:: DATA FOR THIS TASK

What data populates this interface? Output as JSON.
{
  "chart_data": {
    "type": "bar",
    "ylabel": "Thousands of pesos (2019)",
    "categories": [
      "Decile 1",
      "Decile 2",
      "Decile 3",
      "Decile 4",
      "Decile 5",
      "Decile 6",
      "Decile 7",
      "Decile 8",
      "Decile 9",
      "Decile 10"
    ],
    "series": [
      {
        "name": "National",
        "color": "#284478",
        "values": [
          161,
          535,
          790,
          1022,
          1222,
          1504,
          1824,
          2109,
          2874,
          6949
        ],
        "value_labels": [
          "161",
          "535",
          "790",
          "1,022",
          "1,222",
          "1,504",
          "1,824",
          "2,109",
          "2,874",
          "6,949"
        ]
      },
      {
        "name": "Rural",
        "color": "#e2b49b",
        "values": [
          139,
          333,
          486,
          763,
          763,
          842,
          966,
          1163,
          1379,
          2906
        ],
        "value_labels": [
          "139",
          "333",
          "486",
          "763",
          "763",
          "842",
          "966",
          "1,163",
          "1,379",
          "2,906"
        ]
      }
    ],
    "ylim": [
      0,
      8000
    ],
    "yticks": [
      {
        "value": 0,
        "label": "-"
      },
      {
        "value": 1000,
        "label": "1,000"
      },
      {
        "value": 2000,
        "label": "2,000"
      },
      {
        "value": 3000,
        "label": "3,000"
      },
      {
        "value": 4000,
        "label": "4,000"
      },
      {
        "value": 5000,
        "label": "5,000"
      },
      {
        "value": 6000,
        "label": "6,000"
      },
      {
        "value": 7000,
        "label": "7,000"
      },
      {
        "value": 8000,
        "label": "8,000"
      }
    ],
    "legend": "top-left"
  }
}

::::

### WORK TO DO
Return all of the above records exactly, leaving no line out.

### RESULT FOR THIS EXERCISE
What data populates this interface? Output as JSON.
{
  "chart_data": {
    "type": "bar",
    "ylabel": "Thousands of pesos (2019)",
    "categories": [
      "Decile 1",
      "Decile 2",
      "Decile 3",
      "Decile 4",
      "Decile 5",
      "Decile 6",
      "Decile 7",
      "Decile 8",
      "Decile 9",
      "Decile 10"
    ],
    "series": [
      {
        "name": "National",
        "color": "#284478",
        "values": [
          161,
          535,
          790,
          1022,
          1222,
          1504,
          1824,
          2109,
          2874,
          6949
        ],
        "value_labels": [
          "161",
          "535",
          "790",
          "1,022",
          "1,222",
          "1,504",
          "1,824",
          "2,109",
          "2,874",
          "6,949"
        ]
      },
      {
        "name": "Rural",
        "color": "#e2b49b",
        "values": [
          139,
          333,
          486,
          763,
          763,
          842,
          966,
          1163,
          1379,
          2906
        ],
        "value_labels": [
          "139",
          "333",
          "486",
          "763",
          "763",
          "842",
          "966",
          "1,163",
          "1,379",
          "2,906"
        ]
      }
    ],
    "ylim": [
      0,
      8000
    ],
    "yticks": [
      {
        "value": 0,
        "label": "-"
      },
      {
        "value": 1000,
        "label": "1,000"
      },
      {
        "value": 2000,
        "label": "2,000"
      },
      {
        "value": 3000,
        "label": "3,000"
      },
      {
        "value": 4000,
        "label": "4,000"
      },
      {
        "value": 5000,
        "label": "5,000"
      },
      {
        "value": 6000,
        "label": "6,000"
      },
      {
        "value": 7000,
        "label": "7,000"
      },
      {
        "value": 8000,
        "label": "8,000"
      }
    ],
    "legend": "top-left"
  }
}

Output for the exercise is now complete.